▶ [DATASET]
— begin —

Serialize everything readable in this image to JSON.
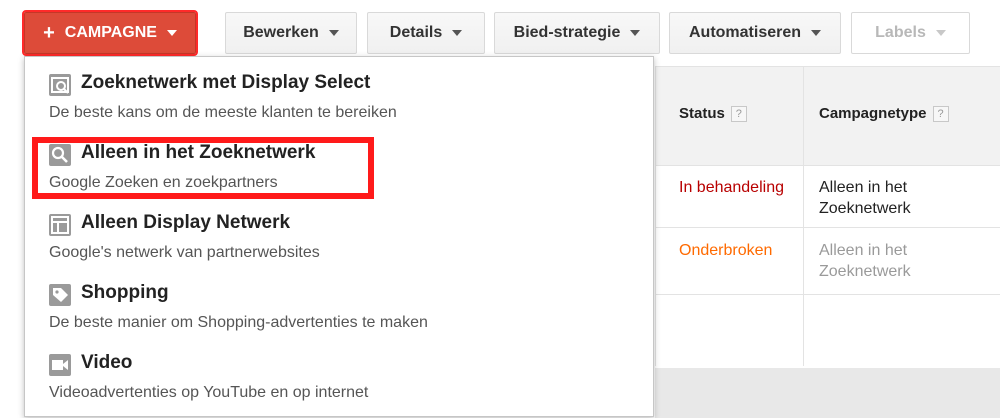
{
  "toolbar": {
    "campaign_label": "CAMPAGNE",
    "edit_label": "Bewerken",
    "details_label": "Details",
    "bid_strategy_label": "Bied-strategie",
    "automate_label": "Automatiseren",
    "labels_label": "Labels"
  },
  "table": {
    "headers": {
      "status": "Status",
      "campaign_type": "Campagnetype",
      "help": "?"
    },
    "rows": [
      {
        "status": "In behandeling",
        "campaign_type": "Alleen in het Zoeknetwerk"
      },
      {
        "status": "Onderbroken",
        "campaign_type": "Alleen in het Zoeknetwerk"
      }
    ]
  },
  "menu": {
    "items": [
      {
        "title": "Zoeknetwerk met Display Select",
        "description": "De beste kans om de meeste klanten te bereiken",
        "icon": "search-display-icon"
      },
      {
        "title": "Alleen in het Zoeknetwerk",
        "description": "Google Zoeken en zoekpartners",
        "icon": "search-icon"
      },
      {
        "title": "Alleen Display Netwerk",
        "description": "Google's netwerk van partnerwebsites",
        "icon": "display-network-icon"
      },
      {
        "title": "Shopping",
        "description": "De beste manier om Shopping-advertenties te maken",
        "icon": "tag-icon"
      },
      {
        "title": "Video",
        "description": "Videoadvertenties op YouTube en op internet",
        "icon": "video-icon"
      }
    ]
  },
  "colors": {
    "primary_button": "#dd4b39",
    "highlight": "#ff1a1a",
    "status_pending": "#b80000",
    "status_paused": "#ff6a00"
  }
}
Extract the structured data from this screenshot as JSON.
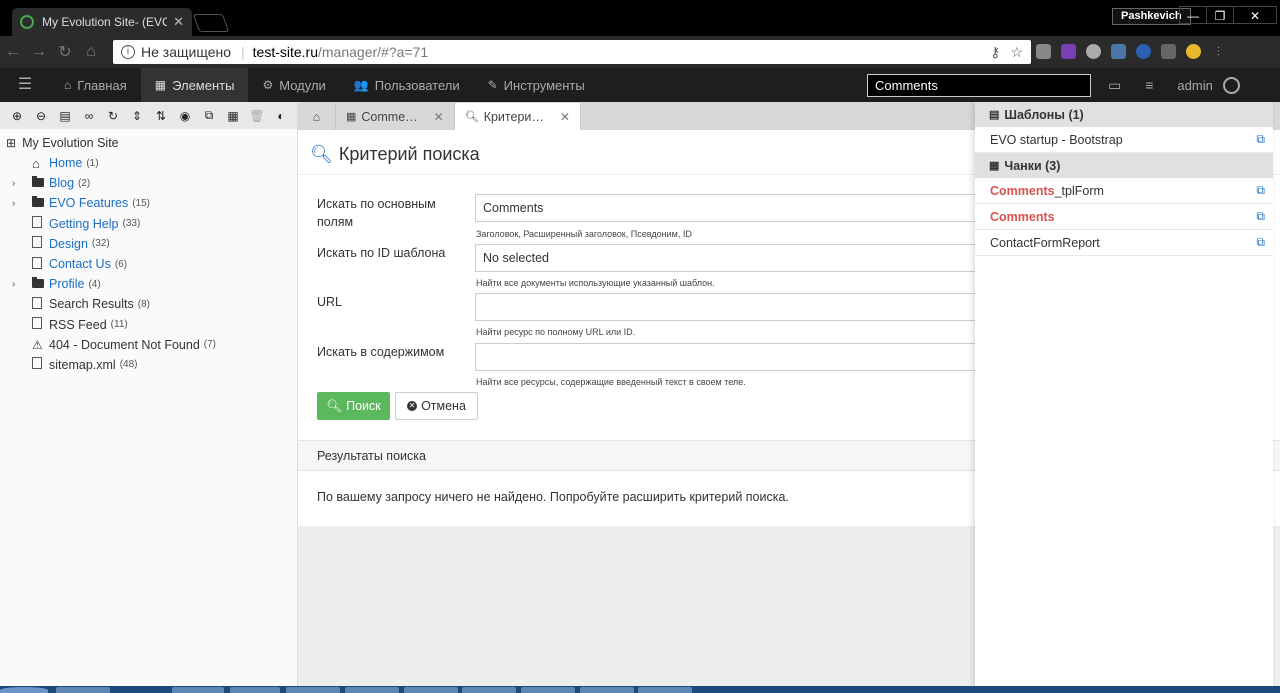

— end —

▶ [SHORT PROBLEM]
Which lines contain "Google"? Copy each of them.

▶ [EXERCISE RESPONSE]
        "description": "Google Zoeken en zoekpartners",
        "description": "Google's netwerk van partnerwebsites",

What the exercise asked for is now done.